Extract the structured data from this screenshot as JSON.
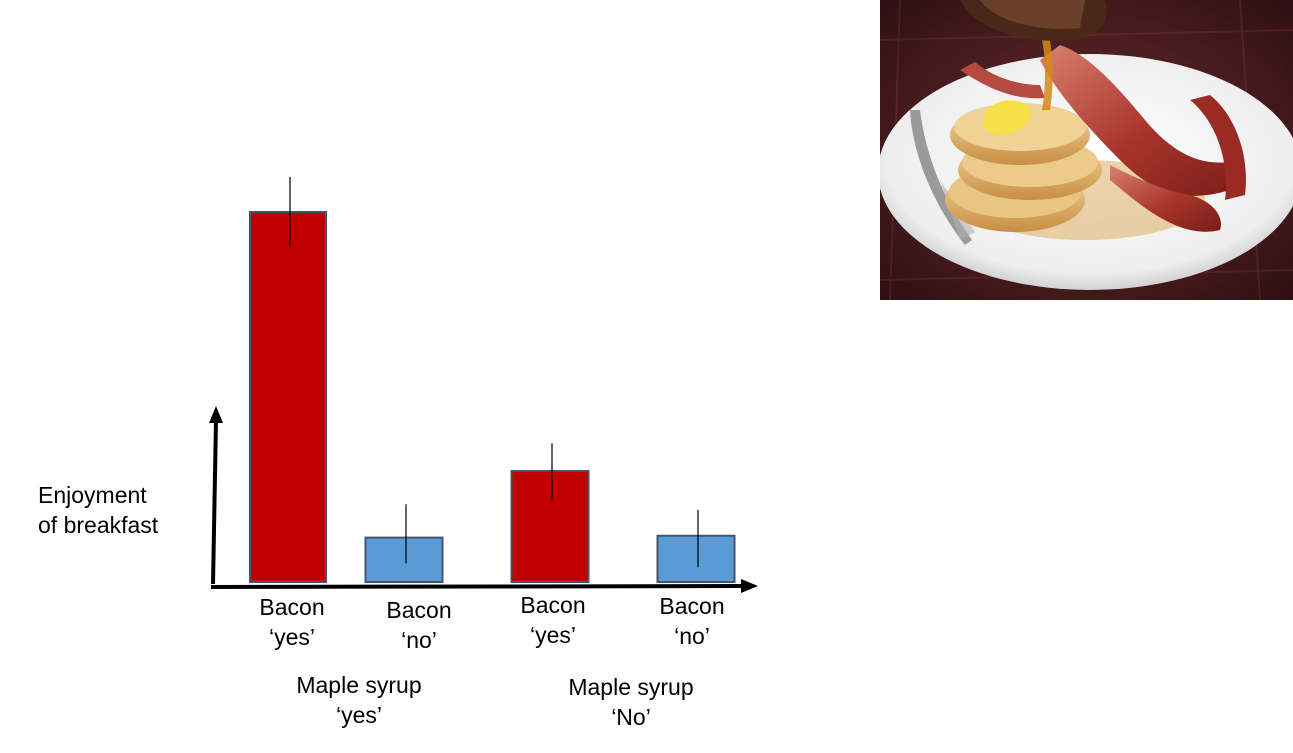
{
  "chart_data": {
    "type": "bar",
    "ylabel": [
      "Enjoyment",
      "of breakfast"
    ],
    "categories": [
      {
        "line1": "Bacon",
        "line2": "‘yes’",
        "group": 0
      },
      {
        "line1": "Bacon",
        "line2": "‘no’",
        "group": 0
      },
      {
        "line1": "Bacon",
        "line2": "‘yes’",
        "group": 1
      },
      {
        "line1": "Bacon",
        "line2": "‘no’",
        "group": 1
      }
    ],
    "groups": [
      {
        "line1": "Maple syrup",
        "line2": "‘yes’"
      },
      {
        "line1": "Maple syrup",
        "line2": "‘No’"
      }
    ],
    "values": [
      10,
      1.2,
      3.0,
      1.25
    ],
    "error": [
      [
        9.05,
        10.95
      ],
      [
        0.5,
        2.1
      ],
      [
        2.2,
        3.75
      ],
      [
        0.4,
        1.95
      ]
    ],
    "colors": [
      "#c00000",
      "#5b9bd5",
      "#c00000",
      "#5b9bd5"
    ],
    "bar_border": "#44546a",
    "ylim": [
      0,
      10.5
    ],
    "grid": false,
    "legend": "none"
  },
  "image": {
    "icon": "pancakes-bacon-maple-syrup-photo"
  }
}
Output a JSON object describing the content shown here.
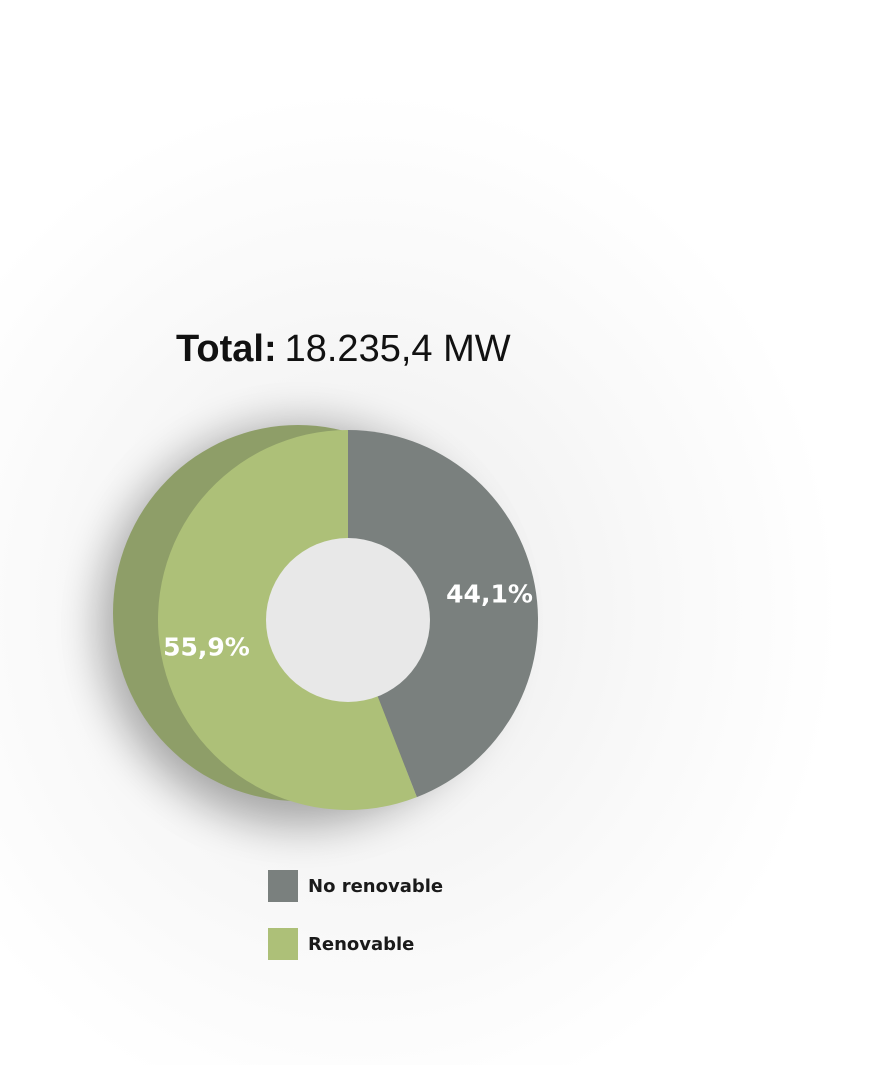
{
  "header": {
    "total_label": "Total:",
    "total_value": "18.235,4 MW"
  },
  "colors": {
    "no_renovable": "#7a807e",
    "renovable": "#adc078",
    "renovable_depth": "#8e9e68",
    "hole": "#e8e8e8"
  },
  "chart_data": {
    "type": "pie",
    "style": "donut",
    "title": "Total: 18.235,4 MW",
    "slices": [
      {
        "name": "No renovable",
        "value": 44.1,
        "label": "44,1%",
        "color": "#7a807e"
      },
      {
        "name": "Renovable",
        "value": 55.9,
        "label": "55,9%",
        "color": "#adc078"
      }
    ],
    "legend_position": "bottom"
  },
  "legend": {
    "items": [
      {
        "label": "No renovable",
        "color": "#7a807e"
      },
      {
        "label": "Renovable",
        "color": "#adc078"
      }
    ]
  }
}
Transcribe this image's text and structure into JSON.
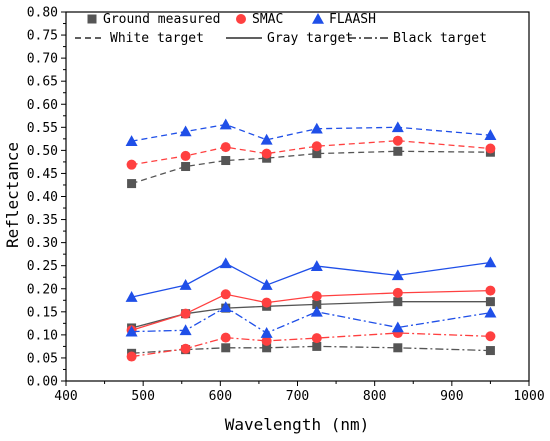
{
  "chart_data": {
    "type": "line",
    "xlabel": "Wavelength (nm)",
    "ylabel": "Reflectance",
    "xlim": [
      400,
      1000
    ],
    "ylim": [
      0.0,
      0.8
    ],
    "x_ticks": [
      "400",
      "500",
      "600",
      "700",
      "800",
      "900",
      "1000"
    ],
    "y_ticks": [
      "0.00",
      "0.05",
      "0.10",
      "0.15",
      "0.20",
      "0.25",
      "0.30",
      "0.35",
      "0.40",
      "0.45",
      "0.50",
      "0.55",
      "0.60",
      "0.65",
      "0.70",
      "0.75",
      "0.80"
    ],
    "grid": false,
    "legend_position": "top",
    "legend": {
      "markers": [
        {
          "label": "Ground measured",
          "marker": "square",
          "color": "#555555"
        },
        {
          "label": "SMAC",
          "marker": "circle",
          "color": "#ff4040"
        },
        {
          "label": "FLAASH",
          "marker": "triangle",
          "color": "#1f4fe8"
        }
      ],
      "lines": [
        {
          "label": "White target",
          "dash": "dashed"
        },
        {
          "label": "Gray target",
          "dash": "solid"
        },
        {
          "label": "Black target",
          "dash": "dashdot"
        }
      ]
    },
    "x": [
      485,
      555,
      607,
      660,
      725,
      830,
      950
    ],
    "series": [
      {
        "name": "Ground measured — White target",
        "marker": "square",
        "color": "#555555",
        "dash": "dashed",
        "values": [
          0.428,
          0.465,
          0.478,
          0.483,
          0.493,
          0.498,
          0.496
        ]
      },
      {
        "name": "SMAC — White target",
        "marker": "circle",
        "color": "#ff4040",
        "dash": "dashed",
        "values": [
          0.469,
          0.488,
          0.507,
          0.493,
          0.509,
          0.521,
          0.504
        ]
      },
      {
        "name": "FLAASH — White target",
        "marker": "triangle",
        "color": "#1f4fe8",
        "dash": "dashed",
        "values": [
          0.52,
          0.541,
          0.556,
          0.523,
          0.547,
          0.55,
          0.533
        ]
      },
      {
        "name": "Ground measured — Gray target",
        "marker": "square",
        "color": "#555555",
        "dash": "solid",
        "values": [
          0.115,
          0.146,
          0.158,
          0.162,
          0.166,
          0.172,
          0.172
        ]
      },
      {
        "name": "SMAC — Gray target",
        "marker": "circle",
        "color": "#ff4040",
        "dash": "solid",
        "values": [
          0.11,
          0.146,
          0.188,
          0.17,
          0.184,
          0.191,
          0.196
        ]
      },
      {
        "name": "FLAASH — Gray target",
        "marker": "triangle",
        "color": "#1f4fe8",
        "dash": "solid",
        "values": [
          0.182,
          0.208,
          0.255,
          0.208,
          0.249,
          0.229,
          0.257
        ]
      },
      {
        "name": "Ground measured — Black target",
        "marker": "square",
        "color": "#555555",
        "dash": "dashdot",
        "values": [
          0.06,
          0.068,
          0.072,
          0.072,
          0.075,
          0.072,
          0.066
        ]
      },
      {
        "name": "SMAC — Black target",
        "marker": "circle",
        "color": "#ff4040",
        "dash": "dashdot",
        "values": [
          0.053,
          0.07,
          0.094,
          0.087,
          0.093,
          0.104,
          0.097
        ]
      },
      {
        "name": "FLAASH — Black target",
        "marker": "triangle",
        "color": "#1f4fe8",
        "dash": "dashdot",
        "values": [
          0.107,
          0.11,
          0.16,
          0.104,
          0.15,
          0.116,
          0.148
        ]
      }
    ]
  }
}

***

◆ **Problem details**:
Print the listing above in full, exactly as written. Omit any pictures.

◆ **Written solution**:
Extract the structured data from this screenshot as JSON.
{
  "chart_data": {
    "type": "bar",
    "ylabel": [
      "Enjoyment",
      "of breakfast"
    ],
    "categories": [
      {
        "line1": "Bacon",
        "line2": "‘yes’",
        "group": 0
      },
      {
        "line1": "Bacon",
        "line2": "‘no’",
        "group": 0
      },
      {
        "line1": "Bacon",
        "line2": "‘yes’",
        "group": 1
      },
      {
        "line1": "Bacon",
        "line2": "‘no’",
        "group": 1
      }
    ],
    "groups": [
      {
        "line1": "Maple syrup",
        "line2": "‘yes’"
      },
      {
        "line1": "Maple syrup",
        "line2": "‘No’"
      }
    ],
    "values": [
      10,
      1.2,
      3.0,
      1.25
    ],
    "error": [
      [
        9.05,
        10.95
      ],
      [
        0.5,
        2.1
      ],
      [
        2.2,
        3.75
      ],
      [
        0.4,
        1.95
      ]
    ],
    "colors": [
      "#c00000",
      "#5b9bd5",
      "#c00000",
      "#5b9bd5"
    ],
    "bar_border": "#44546a",
    "ylim": [
      0,
      10.5
    ],
    "grid": false,
    "legend": "none"
  },
  "image": {
    "icon": "pancakes-bacon-maple-syrup-photo"
  }
}
Output a JSON object describing the content shown here.
{
  "header": {
    "total_label": "Total:",
    "total_value": "18.235,4 MW"
  },
  "colors": {
    "no_renovable": "#7a807e",
    "renovable": "#adc078",
    "renovable_depth": "#8e9e68",
    "hole": "#e8e8e8"
  },
  "chart_data": {
    "type": "pie",
    "style": "donut",
    "title": "Total: 18.235,4 MW",
    "slices": [
      {
        "name": "No renovable",
        "value": 44.1,
        "label": "44,1%",
        "color": "#7a807e"
      },
      {
        "name": "Renovable",
        "value": 55.9,
        "label": "55,9%",
        "color": "#adc078"
      }
    ],
    "legend_position": "bottom"
  },
  "legend": {
    "items": [
      {
        "label": "No renovable",
        "color": "#7a807e"
      },
      {
        "label": "Renovable",
        "color": "#adc078"
      }
    ]
  }
}
Transcribe this image's text and structure into JSON.
{
  "chart_data": {
    "type": "line",
    "xlabel": "Wavelength (nm)",
    "ylabel": "Reflectance",
    "xlim": [
      400,
      1000
    ],
    "ylim": [
      0.0,
      0.8
    ],
    "x_ticks": [
      "400",
      "500",
      "600",
      "700",
      "800",
      "900",
      "1000"
    ],
    "y_ticks": [
      "0.00",
      "0.05",
      "0.10",
      "0.15",
      "0.20",
      "0.25",
      "0.30",
      "0.35",
      "0.40",
      "0.45",
      "0.50",
      "0.55",
      "0.60",
      "0.65",
      "0.70",
      "0.75",
      "0.80"
    ],
    "grid": false,
    "legend_position": "top",
    "legend": {
      "markers": [
        {
          "label": "Ground measured",
          "marker": "square",
          "color": "#555555"
        },
        {
          "label": "SMAC",
          "marker": "circle",
          "color": "#ff4040"
        },
        {
          "label": "FLAASH",
          "marker": "triangle",
          "color": "#1f4fe8"
        }
      ],
      "lines": [
        {
          "label": "White target",
          "dash": "dashed"
        },
        {
          "label": "Gray target",
          "dash": "solid"
        },
        {
          "label": "Black target",
          "dash": "dashdot"
        }
      ]
    },
    "x": [
      485,
      555,
      607,
      660,
      725,
      830,
      950
    ],
    "series": [
      {
        "name": "Ground measured — White target",
        "marker": "square",
        "color": "#555555",
        "dash": "dashed",
        "values": [
          0.428,
          0.465,
          0.478,
          0.483,
          0.493,
          0.498,
          0.496
        ]
      },
      {
        "name": "SMAC — White target",
        "marker": "circle",
        "color": "#ff4040",
        "dash": "dashed",
        "values": [
          0.469,
          0.488,
          0.507,
          0.493,
          0.509,
          0.521,
          0.504
        ]
      },
      {
        "name": "FLAASH — White target",
        "marker": "triangle",
        "color": "#1f4fe8",
        "dash": "dashed",
        "values": [
          0.52,
          0.541,
          0.556,
          0.523,
          0.547,
          0.55,
          0.533
        ]
      },
      {
        "name": "Ground measured — Gray target",
        "marker": "square",
        "color": "#555555",
        "dash": "solid",
        "values": [
          0.115,
          0.146,
          0.158,
          0.162,
          0.166,
          0.172,
          0.172
        ]
      },
      {
        "name": "SMAC — Gray target",
        "marker": "circle",
        "color": "#ff4040",
        "dash": "solid",
        "values": [
          0.11,
          0.146,
          0.188,
          0.17,
          0.184,
          0.191,
          0.196
        ]
      },
      {
        "name": "FLAASH — Gray target",
        "marker": "triangle",
        "color": "#1f4fe8",
        "dash": "solid",
        "values": [
          0.182,
          0.208,
          0.255,
          0.208,
          0.249,
          0.229,
          0.257
        ]
      },
      {
        "name": "Ground measured — Black target",
        "marker": "square",
        "color": "#555555",
        "dash": "dashdot",
        "values": [
          0.06,
          0.068,
          0.072,
          0.072,
          0.075,
          0.072,
          0.066
        ]
      },
      {
        "name": "SMAC — Black target",
        "marker": "circle",
        "color": "#ff4040",
        "dash": "dashdot",
        "values": [
          0.053,
          0.07,
          0.094,
          0.087,
          0.093,
          0.104,
          0.097
        ]
      },
      {
        "name": "FLAASH — Black target",
        "marker": "triangle",
        "color": "#1f4fe8",
        "dash": "dashdot",
        "values": [
          0.107,
          0.11,
          0.16,
          0.104,
          0.15,
          0.116,
          0.148
        ]
      }
    ]
  }
}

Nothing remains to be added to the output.